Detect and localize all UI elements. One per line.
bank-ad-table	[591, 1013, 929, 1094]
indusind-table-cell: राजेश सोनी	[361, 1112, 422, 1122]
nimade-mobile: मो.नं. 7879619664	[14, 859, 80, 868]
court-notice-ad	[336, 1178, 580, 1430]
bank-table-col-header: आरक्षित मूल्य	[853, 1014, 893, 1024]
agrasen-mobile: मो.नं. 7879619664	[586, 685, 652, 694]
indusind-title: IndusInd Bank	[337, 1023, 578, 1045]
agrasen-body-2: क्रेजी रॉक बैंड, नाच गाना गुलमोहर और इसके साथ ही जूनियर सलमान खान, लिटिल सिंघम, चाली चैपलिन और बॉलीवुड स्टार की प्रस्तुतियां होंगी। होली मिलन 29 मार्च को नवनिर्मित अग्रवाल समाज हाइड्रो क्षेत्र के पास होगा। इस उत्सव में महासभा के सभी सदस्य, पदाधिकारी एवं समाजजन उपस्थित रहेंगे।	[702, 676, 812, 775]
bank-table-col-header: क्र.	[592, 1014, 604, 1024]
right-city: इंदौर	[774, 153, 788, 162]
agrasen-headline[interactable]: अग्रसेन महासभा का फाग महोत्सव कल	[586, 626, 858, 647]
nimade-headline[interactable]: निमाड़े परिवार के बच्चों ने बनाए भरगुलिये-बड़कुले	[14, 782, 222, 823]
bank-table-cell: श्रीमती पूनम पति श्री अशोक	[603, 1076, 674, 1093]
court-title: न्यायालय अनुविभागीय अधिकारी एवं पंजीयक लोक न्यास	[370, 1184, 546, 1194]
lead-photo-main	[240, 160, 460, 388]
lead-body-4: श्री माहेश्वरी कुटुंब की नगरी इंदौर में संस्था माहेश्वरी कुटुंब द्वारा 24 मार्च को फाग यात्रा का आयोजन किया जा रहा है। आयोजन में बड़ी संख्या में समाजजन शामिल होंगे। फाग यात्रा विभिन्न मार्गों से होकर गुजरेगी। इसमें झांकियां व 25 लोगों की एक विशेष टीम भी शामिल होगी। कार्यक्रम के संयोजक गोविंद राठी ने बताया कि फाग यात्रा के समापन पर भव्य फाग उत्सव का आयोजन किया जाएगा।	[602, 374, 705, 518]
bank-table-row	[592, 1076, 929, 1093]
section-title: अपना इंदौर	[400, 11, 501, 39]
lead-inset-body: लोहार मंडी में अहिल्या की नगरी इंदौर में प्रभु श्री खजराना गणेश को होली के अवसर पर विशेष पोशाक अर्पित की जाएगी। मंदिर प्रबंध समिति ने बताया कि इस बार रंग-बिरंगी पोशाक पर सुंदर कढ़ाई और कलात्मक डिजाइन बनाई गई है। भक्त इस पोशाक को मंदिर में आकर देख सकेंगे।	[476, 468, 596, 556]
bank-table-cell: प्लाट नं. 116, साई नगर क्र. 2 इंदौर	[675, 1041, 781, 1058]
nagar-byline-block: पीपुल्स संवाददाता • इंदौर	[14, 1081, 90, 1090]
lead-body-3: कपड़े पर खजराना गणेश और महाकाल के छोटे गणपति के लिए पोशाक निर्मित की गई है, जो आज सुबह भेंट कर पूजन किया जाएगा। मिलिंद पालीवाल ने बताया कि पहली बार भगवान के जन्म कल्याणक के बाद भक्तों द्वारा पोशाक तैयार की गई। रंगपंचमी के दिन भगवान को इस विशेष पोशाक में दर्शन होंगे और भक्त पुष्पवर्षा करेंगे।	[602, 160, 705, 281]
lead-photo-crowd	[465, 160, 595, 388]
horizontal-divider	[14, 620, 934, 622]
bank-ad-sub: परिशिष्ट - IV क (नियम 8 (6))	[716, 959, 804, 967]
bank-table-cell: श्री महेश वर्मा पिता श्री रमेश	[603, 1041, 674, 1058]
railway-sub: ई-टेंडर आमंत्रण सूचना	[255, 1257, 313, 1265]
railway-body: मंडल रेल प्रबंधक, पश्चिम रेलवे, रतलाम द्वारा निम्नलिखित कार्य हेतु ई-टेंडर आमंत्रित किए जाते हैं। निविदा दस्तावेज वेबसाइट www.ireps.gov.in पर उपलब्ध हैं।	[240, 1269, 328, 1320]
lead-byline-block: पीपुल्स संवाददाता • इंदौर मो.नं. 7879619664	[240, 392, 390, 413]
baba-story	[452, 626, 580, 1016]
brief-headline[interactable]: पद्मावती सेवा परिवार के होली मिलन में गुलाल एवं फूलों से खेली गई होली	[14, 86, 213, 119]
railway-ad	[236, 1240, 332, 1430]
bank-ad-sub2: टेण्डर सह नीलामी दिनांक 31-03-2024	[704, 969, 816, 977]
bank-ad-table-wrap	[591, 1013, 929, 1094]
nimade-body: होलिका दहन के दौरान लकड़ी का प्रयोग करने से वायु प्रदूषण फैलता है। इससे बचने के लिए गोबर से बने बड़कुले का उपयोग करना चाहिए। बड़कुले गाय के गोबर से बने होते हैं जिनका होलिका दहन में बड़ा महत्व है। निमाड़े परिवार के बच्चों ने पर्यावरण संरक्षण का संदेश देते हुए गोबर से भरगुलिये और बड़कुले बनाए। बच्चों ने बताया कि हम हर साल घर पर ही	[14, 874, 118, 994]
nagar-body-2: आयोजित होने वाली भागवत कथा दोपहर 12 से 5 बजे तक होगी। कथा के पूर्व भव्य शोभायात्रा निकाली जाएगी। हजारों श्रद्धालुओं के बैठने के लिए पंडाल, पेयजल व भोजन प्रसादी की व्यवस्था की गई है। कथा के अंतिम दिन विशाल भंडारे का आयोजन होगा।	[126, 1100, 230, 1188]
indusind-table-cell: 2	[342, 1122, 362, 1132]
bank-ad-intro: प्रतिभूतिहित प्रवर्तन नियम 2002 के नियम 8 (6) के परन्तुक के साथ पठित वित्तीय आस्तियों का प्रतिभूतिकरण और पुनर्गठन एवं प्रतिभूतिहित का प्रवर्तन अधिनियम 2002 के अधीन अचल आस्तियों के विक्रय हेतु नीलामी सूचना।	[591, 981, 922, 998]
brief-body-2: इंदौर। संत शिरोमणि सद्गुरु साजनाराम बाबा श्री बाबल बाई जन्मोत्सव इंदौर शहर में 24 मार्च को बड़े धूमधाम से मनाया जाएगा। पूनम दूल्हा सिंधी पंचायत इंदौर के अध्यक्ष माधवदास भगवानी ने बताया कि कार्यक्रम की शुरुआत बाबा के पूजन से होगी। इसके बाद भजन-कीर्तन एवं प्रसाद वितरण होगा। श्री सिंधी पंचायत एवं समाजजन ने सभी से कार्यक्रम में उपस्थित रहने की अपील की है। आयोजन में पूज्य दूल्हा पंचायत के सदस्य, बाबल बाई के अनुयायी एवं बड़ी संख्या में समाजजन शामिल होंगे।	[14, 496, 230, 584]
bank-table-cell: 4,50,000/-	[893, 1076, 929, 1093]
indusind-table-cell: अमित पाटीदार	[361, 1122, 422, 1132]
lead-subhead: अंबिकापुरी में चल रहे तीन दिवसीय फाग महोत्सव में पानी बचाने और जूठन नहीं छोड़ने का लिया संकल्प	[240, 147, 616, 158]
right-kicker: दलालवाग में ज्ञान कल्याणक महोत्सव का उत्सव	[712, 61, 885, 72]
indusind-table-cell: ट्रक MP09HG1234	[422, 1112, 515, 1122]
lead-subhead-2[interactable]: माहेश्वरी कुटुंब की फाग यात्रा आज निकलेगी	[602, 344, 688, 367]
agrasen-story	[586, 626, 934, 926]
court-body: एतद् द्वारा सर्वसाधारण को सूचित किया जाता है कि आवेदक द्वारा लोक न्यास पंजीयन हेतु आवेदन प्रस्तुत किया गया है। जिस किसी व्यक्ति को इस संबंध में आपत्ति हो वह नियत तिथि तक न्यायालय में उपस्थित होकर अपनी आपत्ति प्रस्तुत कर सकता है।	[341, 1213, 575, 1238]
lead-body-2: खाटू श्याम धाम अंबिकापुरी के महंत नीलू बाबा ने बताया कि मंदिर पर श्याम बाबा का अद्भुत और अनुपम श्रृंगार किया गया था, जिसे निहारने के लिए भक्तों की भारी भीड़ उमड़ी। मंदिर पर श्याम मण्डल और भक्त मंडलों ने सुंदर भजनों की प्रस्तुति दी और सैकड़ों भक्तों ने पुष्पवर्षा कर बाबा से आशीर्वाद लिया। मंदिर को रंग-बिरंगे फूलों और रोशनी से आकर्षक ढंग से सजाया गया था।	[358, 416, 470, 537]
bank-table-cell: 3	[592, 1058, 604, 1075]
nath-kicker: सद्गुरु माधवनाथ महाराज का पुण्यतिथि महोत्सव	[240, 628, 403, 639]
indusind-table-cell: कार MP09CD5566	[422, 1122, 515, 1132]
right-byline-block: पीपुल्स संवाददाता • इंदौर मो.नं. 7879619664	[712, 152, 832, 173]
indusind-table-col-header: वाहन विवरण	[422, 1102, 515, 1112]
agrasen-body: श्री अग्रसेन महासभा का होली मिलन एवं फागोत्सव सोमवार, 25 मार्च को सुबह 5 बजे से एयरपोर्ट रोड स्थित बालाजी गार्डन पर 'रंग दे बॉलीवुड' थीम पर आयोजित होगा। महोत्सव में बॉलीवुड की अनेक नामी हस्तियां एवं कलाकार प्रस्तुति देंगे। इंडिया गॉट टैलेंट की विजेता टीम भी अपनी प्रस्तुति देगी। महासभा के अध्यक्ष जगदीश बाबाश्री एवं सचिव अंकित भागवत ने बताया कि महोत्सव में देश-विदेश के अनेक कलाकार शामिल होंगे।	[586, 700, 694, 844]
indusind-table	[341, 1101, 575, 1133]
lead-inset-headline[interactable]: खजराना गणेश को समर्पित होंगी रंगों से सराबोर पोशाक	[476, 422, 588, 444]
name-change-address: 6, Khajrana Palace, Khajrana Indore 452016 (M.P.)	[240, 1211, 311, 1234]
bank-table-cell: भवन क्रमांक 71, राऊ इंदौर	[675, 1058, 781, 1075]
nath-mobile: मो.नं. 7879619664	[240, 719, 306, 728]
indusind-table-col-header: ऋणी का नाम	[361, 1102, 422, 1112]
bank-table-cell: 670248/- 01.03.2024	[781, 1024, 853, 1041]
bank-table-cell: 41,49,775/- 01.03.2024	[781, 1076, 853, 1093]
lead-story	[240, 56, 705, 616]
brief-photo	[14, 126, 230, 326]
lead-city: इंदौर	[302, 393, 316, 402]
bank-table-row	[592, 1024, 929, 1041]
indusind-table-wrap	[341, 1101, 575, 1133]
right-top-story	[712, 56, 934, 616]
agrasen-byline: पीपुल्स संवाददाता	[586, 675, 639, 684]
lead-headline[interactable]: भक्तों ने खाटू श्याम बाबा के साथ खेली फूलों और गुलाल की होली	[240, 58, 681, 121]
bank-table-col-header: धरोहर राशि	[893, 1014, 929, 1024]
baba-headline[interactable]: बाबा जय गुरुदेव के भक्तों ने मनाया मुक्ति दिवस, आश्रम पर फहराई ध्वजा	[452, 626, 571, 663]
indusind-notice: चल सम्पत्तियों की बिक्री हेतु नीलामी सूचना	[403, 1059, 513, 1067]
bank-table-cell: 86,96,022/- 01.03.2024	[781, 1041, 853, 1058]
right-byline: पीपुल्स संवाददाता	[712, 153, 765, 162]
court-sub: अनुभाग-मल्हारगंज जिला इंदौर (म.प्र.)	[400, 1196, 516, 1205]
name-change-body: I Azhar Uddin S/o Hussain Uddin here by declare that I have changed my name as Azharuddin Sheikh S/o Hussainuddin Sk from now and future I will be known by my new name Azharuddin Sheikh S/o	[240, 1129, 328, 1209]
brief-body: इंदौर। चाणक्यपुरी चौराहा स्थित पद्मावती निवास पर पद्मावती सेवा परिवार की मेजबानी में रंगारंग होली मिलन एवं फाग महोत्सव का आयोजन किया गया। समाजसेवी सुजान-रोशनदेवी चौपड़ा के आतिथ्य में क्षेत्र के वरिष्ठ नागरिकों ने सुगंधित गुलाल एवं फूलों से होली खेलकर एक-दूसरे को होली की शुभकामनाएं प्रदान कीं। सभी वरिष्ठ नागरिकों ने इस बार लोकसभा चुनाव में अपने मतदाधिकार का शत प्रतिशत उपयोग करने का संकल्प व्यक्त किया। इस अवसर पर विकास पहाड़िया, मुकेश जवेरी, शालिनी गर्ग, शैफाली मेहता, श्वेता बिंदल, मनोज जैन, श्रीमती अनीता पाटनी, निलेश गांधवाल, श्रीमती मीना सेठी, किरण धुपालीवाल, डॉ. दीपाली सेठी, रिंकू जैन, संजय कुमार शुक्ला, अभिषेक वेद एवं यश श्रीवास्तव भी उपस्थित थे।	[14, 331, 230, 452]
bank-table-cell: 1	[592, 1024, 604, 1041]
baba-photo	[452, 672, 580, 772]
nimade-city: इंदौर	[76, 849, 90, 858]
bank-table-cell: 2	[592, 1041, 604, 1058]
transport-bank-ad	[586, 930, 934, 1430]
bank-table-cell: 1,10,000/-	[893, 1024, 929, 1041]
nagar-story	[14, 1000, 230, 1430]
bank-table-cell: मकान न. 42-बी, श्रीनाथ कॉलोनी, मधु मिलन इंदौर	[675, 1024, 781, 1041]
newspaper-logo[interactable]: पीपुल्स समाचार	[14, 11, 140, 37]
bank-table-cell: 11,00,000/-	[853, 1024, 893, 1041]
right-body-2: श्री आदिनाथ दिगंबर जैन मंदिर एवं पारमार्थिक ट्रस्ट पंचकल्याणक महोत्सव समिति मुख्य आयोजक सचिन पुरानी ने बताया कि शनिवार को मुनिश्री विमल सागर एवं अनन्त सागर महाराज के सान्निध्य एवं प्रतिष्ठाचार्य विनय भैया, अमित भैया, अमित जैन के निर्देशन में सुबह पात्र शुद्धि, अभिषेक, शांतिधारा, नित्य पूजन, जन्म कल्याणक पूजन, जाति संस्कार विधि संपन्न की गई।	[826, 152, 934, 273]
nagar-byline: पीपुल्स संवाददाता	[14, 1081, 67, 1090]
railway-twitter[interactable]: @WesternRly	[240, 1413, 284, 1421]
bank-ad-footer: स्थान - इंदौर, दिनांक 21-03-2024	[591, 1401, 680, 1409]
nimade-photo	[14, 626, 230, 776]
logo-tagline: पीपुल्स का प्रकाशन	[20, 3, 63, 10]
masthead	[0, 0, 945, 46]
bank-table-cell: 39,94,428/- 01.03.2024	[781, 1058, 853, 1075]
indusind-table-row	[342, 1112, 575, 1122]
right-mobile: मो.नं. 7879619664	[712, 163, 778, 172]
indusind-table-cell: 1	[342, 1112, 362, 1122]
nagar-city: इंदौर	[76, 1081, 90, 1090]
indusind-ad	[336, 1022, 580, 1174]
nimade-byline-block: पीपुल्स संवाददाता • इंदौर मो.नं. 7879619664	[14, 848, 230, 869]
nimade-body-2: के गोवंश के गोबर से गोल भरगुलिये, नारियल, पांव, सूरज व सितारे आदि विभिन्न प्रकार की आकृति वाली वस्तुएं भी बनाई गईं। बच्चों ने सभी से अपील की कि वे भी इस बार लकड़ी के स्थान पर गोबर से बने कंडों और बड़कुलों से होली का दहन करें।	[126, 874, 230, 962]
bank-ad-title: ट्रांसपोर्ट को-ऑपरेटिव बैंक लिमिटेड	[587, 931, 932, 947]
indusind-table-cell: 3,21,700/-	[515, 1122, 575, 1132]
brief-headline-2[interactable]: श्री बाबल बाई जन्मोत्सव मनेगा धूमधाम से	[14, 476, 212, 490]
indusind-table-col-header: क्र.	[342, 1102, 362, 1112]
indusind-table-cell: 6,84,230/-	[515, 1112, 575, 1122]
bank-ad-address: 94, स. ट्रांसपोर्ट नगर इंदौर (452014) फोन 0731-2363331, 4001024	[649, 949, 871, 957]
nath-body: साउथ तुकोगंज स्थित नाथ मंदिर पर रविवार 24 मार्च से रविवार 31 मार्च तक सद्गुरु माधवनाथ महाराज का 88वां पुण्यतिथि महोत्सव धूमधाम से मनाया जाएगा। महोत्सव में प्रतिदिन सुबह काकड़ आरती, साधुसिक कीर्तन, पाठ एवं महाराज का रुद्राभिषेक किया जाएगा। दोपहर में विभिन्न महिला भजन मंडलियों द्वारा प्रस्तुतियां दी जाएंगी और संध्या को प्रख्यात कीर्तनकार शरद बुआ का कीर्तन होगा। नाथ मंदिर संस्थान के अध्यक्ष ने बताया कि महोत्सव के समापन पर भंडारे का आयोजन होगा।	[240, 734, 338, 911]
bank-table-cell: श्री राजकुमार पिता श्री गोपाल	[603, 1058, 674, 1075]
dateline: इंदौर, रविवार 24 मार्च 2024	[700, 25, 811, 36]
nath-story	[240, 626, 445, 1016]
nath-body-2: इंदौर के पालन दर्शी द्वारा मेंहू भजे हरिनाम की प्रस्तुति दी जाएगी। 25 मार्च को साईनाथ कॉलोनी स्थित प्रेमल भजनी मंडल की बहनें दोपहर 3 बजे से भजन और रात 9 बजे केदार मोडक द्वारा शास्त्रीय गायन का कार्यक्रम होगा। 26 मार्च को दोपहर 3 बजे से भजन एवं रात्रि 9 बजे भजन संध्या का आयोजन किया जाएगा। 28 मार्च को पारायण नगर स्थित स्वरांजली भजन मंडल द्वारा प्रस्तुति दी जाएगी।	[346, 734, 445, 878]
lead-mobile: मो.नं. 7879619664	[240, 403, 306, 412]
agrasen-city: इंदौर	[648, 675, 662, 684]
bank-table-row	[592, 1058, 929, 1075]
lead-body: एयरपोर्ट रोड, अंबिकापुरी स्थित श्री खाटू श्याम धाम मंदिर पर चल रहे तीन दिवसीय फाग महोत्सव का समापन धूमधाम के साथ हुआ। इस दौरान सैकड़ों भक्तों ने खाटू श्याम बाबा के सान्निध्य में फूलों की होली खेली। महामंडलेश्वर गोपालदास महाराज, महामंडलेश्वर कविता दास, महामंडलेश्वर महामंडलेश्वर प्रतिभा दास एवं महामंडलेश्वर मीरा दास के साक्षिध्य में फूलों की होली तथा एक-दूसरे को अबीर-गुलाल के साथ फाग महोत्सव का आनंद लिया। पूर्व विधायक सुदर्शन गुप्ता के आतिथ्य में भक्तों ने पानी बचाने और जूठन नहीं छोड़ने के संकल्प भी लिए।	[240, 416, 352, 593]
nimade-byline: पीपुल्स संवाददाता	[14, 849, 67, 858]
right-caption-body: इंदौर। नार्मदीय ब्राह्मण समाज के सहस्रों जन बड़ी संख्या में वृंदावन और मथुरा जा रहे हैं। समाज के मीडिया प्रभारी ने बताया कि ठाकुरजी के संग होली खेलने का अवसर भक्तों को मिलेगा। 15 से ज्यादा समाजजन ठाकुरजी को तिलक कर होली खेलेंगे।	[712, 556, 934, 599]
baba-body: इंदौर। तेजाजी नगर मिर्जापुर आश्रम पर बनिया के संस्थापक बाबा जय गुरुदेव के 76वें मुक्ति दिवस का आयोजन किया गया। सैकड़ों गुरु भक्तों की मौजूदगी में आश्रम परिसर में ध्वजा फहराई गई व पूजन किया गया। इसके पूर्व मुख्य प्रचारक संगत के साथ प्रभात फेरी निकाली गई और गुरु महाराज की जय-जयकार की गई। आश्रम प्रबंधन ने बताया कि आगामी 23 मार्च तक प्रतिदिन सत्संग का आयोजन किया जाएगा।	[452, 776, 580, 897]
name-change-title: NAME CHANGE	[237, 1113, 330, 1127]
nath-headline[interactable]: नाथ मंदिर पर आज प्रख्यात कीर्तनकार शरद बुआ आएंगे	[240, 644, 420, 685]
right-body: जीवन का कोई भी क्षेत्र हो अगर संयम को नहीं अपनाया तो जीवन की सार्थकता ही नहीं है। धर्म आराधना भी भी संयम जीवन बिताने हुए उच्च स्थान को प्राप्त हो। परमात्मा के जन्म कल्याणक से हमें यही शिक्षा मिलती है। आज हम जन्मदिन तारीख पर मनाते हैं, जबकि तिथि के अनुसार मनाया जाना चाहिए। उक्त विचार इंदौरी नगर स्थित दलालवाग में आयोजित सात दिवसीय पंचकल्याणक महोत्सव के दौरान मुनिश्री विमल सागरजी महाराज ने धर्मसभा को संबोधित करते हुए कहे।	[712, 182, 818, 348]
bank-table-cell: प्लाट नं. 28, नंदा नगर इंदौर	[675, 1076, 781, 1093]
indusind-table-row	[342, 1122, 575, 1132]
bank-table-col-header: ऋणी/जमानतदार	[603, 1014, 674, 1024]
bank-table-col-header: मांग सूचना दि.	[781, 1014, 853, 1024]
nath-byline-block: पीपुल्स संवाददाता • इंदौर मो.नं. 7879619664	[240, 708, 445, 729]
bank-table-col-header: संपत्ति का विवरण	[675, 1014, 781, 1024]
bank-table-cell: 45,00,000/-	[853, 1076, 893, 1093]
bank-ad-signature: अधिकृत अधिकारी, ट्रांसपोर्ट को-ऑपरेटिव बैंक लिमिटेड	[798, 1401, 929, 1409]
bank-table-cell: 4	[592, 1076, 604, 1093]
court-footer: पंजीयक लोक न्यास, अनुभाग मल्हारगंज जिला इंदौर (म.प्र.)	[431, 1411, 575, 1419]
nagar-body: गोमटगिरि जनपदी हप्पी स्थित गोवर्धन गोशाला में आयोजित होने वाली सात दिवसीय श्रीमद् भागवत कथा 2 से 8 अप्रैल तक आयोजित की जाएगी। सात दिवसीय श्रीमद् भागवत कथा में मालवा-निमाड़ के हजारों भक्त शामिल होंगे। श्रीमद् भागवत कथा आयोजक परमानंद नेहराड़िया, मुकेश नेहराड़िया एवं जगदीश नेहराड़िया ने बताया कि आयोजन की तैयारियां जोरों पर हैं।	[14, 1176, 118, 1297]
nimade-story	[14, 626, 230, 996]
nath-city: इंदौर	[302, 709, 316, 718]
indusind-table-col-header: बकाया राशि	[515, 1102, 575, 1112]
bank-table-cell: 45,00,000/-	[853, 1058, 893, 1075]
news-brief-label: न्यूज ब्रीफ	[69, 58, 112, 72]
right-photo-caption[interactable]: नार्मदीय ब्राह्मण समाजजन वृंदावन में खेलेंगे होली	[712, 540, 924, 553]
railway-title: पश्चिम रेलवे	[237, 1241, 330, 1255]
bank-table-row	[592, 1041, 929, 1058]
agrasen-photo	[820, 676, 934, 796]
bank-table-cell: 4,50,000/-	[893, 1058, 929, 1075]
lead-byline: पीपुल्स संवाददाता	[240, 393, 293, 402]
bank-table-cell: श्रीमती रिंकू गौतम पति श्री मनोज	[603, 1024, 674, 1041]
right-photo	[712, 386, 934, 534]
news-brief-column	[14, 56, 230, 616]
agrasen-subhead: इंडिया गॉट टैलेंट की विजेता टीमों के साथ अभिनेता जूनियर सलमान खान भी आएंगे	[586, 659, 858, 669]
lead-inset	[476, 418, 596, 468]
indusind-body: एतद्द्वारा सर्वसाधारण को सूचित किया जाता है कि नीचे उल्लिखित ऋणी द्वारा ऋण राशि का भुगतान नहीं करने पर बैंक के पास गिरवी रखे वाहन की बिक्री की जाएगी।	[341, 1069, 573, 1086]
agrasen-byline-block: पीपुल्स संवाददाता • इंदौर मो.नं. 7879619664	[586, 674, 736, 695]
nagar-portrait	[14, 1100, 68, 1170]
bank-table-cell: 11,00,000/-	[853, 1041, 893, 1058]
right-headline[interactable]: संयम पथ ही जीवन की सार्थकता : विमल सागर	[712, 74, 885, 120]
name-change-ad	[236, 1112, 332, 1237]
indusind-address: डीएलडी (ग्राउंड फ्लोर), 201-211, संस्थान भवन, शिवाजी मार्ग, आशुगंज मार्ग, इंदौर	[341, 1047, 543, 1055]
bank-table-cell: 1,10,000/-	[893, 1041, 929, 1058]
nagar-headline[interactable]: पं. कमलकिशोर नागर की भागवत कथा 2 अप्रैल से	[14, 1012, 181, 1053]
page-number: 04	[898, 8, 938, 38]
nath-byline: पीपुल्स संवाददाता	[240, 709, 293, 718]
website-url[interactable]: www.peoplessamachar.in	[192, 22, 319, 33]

○ ○ ○ ○

Lay out the listing above as a Markdown table with the columns Row and Line, starting at its first line and ending at the line that contains "1178, 580, 1430]". Put a row number beside each line, and leave out blank lines.

| Row | Line |
|---|---|
| 1 | Detect and localize all UI elements. One per line. |
| 2 | bank-ad-table	[591, 1013, 929, 1094] |
| 3 | indusind-table-cell: राजेश सोनी	[361, 1112, 422, 1122] |
| 4 | nimade-mobile: मो.नं. 7879619664	[14, 859, 80, 868] |
| 5 | court-notice-ad	[336, 1178, 580, 1430] |